● **Task to carry out**
Copy out every line exactly as given.

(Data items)
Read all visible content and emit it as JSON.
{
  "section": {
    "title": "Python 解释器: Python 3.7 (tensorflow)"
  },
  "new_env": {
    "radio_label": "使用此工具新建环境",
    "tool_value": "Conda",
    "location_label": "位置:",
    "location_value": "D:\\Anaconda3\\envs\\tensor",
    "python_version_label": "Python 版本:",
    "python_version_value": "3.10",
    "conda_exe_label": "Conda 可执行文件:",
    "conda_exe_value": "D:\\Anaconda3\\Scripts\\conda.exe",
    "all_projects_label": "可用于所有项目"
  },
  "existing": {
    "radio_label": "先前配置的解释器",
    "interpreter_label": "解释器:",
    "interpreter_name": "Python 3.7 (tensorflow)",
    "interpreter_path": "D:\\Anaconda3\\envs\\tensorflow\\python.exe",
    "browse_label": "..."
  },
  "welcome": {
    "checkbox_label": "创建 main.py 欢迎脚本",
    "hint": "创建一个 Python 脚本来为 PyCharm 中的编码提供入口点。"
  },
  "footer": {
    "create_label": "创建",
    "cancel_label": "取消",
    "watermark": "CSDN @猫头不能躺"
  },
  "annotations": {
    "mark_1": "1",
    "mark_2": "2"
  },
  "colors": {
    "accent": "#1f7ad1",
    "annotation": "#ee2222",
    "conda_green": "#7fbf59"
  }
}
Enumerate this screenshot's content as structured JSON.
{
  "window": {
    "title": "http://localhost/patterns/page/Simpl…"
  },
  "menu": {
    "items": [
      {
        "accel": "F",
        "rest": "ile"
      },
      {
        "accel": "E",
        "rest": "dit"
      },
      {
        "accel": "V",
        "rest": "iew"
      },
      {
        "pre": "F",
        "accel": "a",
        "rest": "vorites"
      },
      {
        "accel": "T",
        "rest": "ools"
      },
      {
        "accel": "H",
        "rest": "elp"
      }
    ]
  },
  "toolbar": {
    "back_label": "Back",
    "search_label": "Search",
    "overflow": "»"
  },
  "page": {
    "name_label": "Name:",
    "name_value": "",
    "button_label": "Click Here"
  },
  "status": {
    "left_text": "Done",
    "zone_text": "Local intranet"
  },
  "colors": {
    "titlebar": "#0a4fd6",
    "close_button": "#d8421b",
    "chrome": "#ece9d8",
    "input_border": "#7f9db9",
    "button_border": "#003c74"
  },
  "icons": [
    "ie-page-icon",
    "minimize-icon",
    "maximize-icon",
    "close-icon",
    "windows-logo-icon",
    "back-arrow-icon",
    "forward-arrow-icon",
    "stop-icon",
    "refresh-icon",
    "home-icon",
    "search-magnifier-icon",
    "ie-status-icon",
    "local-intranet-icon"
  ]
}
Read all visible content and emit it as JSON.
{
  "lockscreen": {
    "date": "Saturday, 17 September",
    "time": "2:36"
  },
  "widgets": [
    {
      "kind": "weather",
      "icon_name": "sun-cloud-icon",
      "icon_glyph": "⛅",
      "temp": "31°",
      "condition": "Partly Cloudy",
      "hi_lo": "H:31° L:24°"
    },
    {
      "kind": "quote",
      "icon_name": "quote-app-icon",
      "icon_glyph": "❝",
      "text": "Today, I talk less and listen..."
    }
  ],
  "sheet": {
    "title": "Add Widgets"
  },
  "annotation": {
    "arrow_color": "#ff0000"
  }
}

● **Problem solution**
Read all visible content and emit it as JSON.
{
  "section": {
    "title": "Python 解释器: Python 3.7 (tensorflow)"
  },
  "new_env": {
    "radio_label": "使用此工具新建环境",
    "tool_value": "Conda",
    "location_label": "位置:",
    "location_value": "D:\\Anaconda3\\envs\\tensor",
    "python_version_label": "Python 版本:",
    "python_version_value": "3.10",
    "conda_exe_label": "Conda 可执行文件:",
    "conda_exe_value": "D:\\Anaconda3\\Scripts\\conda.exe",
    "all_projects_label": "可用于所有项目"
  },
  "existing": {
    "radio_label": "先前配置的解释器",
    "interpreter_label": "解释器:",
    "interpreter_name": "Python 3.7 (tensorflow)",
    "interpreter_path": "D:\\Anaconda3\\envs\\tensorflow\\python.exe",
    "browse_label": "..."
  },
  "welcome": {
    "checkbox_label": "创建 main.py 欢迎脚本",
    "hint": "创建一个 Python 脚本来为 PyCharm 中的编码提供入口点。"
  },
  "footer": {
    "create_label": "创建",
    "cancel_label": "取消",
    "watermark": "CSDN @猫头不能躺"
  },
  "annotations": {
    "mark_1": "1",
    "mark_2": "2"
  },
  "colors": {
    "accent": "#1f7ad1",
    "annotation": "#ee2222",
    "conda_green": "#7fbf59"
  }
}
Enumerate this screenshot's content as structured JSON.
{
  "window": {
    "title": "http://localhost/patterns/page/Simpl…"
  },
  "menu": {
    "items": [
      {
        "accel": "F",
        "rest": "ile"
      },
      {
        "accel": "E",
        "rest": "dit"
      },
      {
        "accel": "V",
        "rest": "iew"
      },
      {
        "pre": "F",
        "accel": "a",
        "rest": "vorites"
      },
      {
        "accel": "T",
        "rest": "ools"
      },
      {
        "accel": "H",
        "rest": "elp"
      }
    ]
  },
  "toolbar": {
    "back_label": "Back",
    "search_label": "Search",
    "overflow": "»"
  },
  "page": {
    "name_label": "Name:",
    "name_value": "",
    "button_label": "Click Here"
  },
  "status": {
    "left_text": "Done",
    "zone_text": "Local intranet"
  },
  "colors": {
    "titlebar": "#0a4fd6",
    "close_button": "#d8421b",
    "chrome": "#ece9d8",
    "input_border": "#7f9db9",
    "button_border": "#003c74"
  },
  "icons": [
    "ie-page-icon",
    "minimize-icon",
    "maximize-icon",
    "close-icon",
    "windows-logo-icon",
    "back-arrow-icon",
    "forward-arrow-icon",
    "stop-icon",
    "refresh-icon",
    "home-icon",
    "search-magnifier-icon",
    "ie-status-icon",
    "local-intranet-icon"
  ]
}
Read all visible content and emit it as JSON.
{
  "lockscreen": {
    "date": "Saturday, 17 September",
    "time": "2:36"
  },
  "widgets": [
    {
      "kind": "weather",
      "icon_name": "sun-cloud-icon",
      "icon_glyph": "⛅",
      "temp": "31°",
      "condition": "Partly Cloudy",
      "hi_lo": "H:31° L:24°"
    },
    {
      "kind": "quote",
      "icon_name": "quote-app-icon",
      "icon_glyph": "❝",
      "text": "Today, I talk less and listen..."
    }
  ],
  "sheet": {
    "title": "Add Widgets"
  },
  "annotation": {
    "arrow_color": "#ff0000"
  }
}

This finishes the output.